§ WRITTEN PROBLEM: Below are the records; locate each line with the word "area" and copy it.

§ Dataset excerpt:
[BEGIN]
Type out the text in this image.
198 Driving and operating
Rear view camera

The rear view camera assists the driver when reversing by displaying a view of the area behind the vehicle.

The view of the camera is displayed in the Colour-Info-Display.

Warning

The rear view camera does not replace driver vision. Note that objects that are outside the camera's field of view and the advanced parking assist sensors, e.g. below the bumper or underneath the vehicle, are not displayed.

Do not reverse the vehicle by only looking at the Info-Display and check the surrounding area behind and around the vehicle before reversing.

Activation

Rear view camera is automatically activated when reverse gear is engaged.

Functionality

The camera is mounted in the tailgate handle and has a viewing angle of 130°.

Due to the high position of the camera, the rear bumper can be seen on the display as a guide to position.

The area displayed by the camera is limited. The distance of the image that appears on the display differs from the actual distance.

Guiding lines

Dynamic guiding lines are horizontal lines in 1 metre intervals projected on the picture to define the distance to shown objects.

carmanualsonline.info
[END]
§ THE SOLUTION:
The rear view camera assists the driver when reversing by displaying a view of the area behind the vehicle.
Do not reverse the vehicle by only looking at the Info-Display and check the surrounding area behind and around the vehicle before reversing.
The area displayed by the camera is limited. The distance of the image that appears on the display differs from the actual distance.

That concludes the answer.